What is expected »
Omit all pictures, then retype the data exactly as given.

Entries provided »
──────
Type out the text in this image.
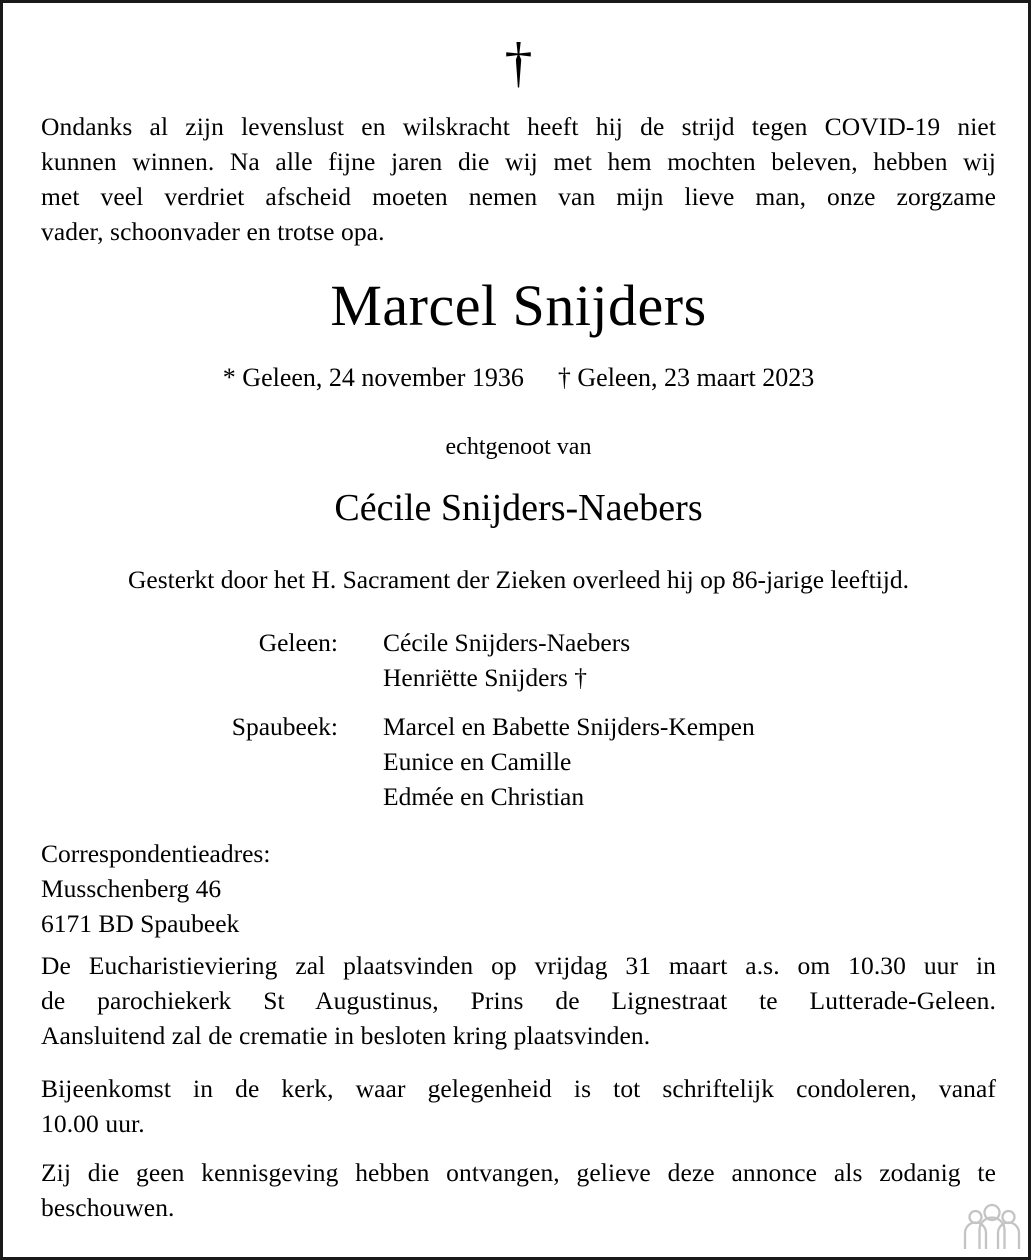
†
Ondanks al zijn levenslust en wilskracht heeft hij de strijd tegen COVID-19 niet
kunnen winnen. Na alle fijne jaren die wij met hem mochten beleven, hebben wij
met veel verdriet afscheid moeten nemen van mijn lieve man, onze zorgzame
vader, schoonvader en trotse opa.
Marcel Snijders
* Geleen, 24 november 1936 † Geleen, 23 maart 2023
echtgenoot van
Cécile Snijders-Naebers
Gesterkt door het H. Sacrament der Zieken overleed hij op 86-jarige leeftijd.
Geleen:	Cécile Snijders-Naebers
Henriëtte Snijders †
Spaubeek:	Marcel en Babette Snijders-Kempen
Eunice en Camille
Edmée en Christian
Correspondentieadres:
Musschenberg 46
6171 BD Spaubeek
De Eucharistieviering zal plaatsvinden op vrijdag 31 maart a.s. om 10.30 uur in
de parochiekerk St Augustinus, Prins de Lignestraat te Lutterade-Geleen.
Aansluitend zal de crematie in besloten kring plaatsvinden.
Bijeenkomst in de kerk, waar gelegenheid is tot schriftelijk condoleren, vanaf
10.00 uur.
Zij die geen kennisgeving hebben ontvangen, gelieve deze annonce als zodanig te
beschouwen.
──────
Finished task »
Type out the text in this image.
†
Ondanks al zijn levenslust en wilskracht heeft hij de strijd tegen COVID-19 niet
kunnen winnen. Na alle fijne jaren die wij met hem mochten beleven, hebben wij
met veel verdriet afscheid moeten nemen van mijn lieve man, onze zorgzame
vader, schoonvader en trotse opa.
Marcel Snijders
* Geleen, 24 november 1936 † Geleen, 23 maart 2023
echtgenoot van
Cécile Snijders-Naebers
Gesterkt door het H. Sacrament der Zieken overleed hij op 86-jarige leeftijd.
Geleen:	Cécile Snijders-Naebers
Henriëtte Snijders †
Spaubeek:	Marcel en Babette Snijders-Kempen
Eunice en Camille
Edmée en Christian
Correspondentieadres:
Musschenberg 46
6171 BD Spaubeek
De Eucharistieviering zal plaatsvinden op vrijdag 31 maart a.s. om 10.30 uur in
de parochiekerk St Augustinus, Prins de Lignestraat te Lutterade-Geleen.
Aansluitend zal de crematie in besloten kring plaatsvinden.
Bijeenkomst in de kerk, waar gelegenheid is tot schriftelijk condoleren, vanaf
10.00 uur.
Zij die geen kennisgeving hebben ontvangen, gelieve deze annonce als zodanig te
beschouwen.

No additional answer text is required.